>> BEGIN
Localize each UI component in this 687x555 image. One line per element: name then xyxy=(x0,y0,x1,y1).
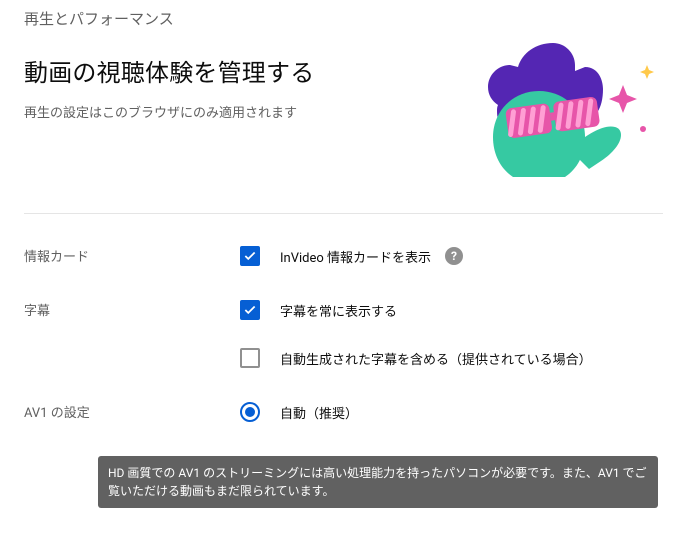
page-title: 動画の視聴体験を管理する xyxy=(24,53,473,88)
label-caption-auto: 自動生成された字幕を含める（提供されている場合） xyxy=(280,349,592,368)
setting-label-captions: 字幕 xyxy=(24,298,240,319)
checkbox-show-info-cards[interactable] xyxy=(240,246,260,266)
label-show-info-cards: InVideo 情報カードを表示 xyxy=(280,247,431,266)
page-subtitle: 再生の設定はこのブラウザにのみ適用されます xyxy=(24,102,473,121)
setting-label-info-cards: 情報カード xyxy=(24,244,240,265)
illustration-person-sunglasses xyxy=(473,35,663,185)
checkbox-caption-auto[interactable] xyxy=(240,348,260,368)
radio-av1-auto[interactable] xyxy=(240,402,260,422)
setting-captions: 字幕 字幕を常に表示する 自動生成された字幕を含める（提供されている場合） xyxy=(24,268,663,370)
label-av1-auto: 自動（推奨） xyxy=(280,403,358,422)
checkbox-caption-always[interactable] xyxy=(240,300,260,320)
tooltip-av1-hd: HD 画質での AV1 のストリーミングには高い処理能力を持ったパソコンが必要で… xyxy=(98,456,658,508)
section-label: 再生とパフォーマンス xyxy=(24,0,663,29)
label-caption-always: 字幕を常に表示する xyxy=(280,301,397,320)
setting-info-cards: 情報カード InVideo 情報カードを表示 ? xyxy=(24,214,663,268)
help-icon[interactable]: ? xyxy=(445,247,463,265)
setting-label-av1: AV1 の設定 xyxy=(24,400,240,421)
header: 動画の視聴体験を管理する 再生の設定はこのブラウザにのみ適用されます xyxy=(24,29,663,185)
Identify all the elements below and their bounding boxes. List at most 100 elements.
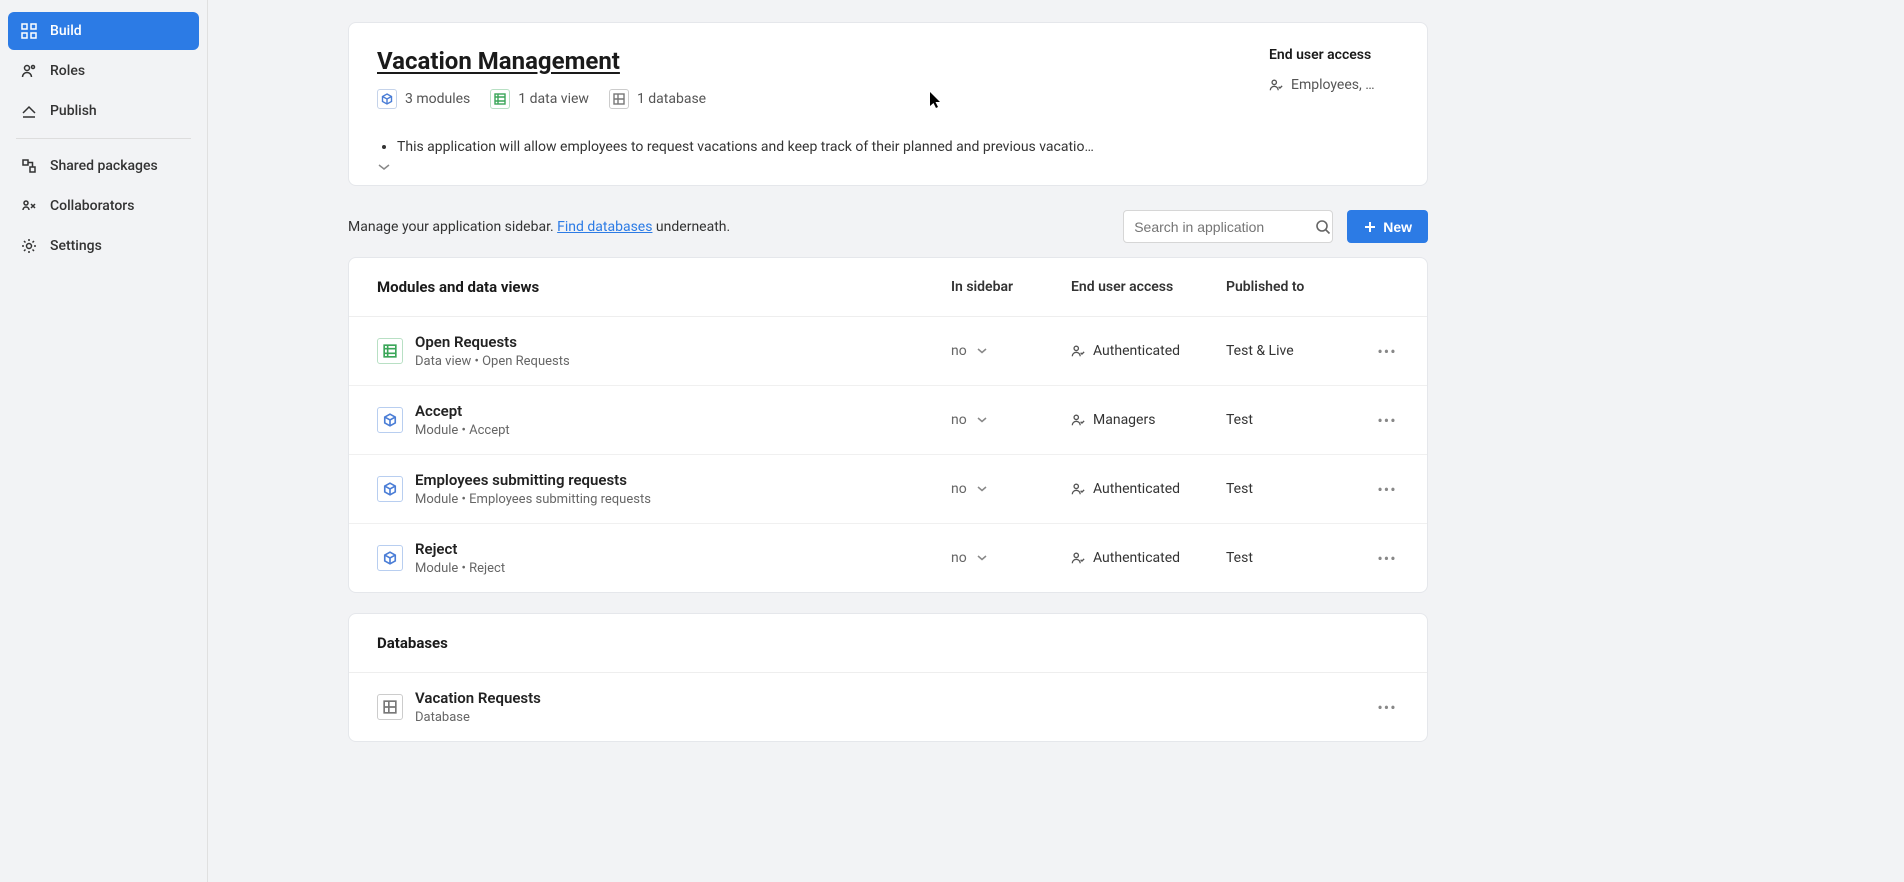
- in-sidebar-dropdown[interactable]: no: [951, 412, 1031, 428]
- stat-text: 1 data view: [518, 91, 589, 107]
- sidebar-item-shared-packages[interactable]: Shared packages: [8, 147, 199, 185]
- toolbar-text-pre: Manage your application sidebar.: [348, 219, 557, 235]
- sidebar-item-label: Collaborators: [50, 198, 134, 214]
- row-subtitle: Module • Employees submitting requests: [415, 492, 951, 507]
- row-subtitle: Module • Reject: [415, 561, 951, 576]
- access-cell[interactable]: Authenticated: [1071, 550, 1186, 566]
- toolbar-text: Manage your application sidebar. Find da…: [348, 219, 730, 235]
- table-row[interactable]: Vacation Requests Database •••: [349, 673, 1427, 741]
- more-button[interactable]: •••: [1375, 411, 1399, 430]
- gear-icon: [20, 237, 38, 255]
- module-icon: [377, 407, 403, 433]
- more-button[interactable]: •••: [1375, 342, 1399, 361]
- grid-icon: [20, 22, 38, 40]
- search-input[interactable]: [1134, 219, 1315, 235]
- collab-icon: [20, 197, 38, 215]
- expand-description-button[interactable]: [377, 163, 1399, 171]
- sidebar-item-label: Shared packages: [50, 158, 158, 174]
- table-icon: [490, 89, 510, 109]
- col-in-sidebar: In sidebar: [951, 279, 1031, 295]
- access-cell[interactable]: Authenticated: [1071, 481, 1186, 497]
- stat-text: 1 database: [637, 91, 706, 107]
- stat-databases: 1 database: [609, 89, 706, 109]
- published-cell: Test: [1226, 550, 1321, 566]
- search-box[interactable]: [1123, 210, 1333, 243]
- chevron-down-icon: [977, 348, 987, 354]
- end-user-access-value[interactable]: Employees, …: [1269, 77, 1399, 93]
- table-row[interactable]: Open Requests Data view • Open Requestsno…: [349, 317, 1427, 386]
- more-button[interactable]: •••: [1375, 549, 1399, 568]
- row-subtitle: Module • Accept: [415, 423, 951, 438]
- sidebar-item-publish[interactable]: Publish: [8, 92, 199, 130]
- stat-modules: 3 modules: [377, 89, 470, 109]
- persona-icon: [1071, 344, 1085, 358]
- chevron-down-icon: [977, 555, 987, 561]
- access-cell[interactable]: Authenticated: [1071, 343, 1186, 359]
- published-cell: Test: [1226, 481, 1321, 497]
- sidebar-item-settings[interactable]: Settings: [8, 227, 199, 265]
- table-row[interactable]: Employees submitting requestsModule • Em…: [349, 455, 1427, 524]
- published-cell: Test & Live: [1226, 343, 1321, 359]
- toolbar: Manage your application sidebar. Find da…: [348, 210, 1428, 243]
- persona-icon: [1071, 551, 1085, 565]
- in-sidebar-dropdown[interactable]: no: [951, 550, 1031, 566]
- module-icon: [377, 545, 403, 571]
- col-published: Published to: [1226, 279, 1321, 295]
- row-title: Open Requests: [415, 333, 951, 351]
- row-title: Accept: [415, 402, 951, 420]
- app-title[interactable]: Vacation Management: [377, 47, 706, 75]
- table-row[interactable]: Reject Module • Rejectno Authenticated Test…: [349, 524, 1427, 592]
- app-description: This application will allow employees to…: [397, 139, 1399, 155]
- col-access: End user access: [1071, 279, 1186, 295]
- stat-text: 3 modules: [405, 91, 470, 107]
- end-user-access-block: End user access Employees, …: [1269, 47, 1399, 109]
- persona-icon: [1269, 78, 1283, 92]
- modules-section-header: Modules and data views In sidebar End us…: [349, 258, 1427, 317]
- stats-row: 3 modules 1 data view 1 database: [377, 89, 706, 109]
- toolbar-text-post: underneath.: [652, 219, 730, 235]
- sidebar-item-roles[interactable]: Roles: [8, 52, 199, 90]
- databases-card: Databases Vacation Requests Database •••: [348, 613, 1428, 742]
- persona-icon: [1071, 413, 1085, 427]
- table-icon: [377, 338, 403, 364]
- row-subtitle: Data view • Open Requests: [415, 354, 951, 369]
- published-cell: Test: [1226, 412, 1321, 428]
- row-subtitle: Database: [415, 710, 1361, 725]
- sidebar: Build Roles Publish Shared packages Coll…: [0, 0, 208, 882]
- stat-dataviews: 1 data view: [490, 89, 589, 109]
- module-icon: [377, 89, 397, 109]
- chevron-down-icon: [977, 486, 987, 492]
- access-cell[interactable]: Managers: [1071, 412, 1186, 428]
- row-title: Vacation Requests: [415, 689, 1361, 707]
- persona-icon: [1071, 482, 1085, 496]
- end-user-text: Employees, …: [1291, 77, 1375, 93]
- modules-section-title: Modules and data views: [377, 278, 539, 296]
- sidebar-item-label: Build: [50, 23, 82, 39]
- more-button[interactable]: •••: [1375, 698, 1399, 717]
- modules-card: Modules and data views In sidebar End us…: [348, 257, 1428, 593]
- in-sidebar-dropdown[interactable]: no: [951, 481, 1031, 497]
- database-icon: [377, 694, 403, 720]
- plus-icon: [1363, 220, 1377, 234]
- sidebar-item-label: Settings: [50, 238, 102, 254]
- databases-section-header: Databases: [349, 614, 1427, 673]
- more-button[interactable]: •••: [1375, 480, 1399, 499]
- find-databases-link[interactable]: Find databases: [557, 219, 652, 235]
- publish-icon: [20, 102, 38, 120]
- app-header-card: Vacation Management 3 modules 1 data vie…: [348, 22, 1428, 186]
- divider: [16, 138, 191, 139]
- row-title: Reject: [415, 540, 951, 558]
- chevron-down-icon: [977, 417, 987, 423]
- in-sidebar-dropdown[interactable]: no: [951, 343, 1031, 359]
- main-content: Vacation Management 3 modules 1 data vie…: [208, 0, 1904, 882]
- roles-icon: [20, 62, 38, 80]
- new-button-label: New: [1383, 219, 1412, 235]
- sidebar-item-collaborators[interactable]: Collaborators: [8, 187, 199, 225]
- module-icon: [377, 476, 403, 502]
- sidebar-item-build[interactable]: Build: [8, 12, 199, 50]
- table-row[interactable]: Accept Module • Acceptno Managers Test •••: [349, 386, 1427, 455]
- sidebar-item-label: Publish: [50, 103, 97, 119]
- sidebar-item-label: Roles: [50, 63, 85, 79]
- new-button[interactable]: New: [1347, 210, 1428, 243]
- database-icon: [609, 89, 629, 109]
>> END
■ EXERCISE
Rewrite the items from the start through the line containing "Identify all the", replacing "image" with "screenshot" and leaving everything else as it is. Omit the pictures.

■ TASK ANSWER
Localize each UI component in this 687x555 screenshot. One line per element: name then xyxy=(x0,y0,x1,y1).
page-title: 動画の視聴体験を管理する xyxy=(24,53,473,88)
label-caption-auto: 自動生成された字幕を含める（提供されている場合） xyxy=(280,349,592,368)
setting-label-captions: 字幕 xyxy=(24,298,240,319)
checkbox-show-info-cards[interactable] xyxy=(240,246,260,266)
label-show-info-cards: InVideo 情報カードを表示 xyxy=(280,247,431,266)
page-subtitle: 再生の設定はこのブラウザにのみ適用されます xyxy=(24,102,473,121)
setting-label-info-cards: 情報カード xyxy=(24,244,240,265)
illustration-person-sunglasses xyxy=(473,35,663,185)
checkbox-caption-auto[interactable] xyxy=(240,348,260,368)
radio-av1-auto[interactable] xyxy=(240,402,260,422)
setting-captions: 字幕 字幕を常に表示する 自動生成された字幕を含める（提供されている場合） xyxy=(24,268,663,370)
label-av1-auto: 自動（推奨） xyxy=(280,403,358,422)
checkbox-caption-always[interactable] xyxy=(240,300,260,320)
tooltip-av1-hd: HD 画質での AV1 のストリーミングには高い処理能力を持ったパソコンが必要で… xyxy=(98,456,658,508)
section-label: 再生とパフォーマンス xyxy=(24,0,663,29)
label-caption-always: 字幕を常に表示する xyxy=(280,301,397,320)
setting-info-cards: 情報カード InVideo 情報カードを表示 ? xyxy=(24,214,663,268)
help-icon[interactable]: ? xyxy=(445,247,463,265)
setting-label-av1: AV1 の設定 xyxy=(24,400,240,421)
header: 動画の視聴体験を管理する 再生の設定はこのブラウザにのみ適用されます xyxy=(24,29,663,185)
Identify all the elements below and their bounding boxes. List at most 100 elements.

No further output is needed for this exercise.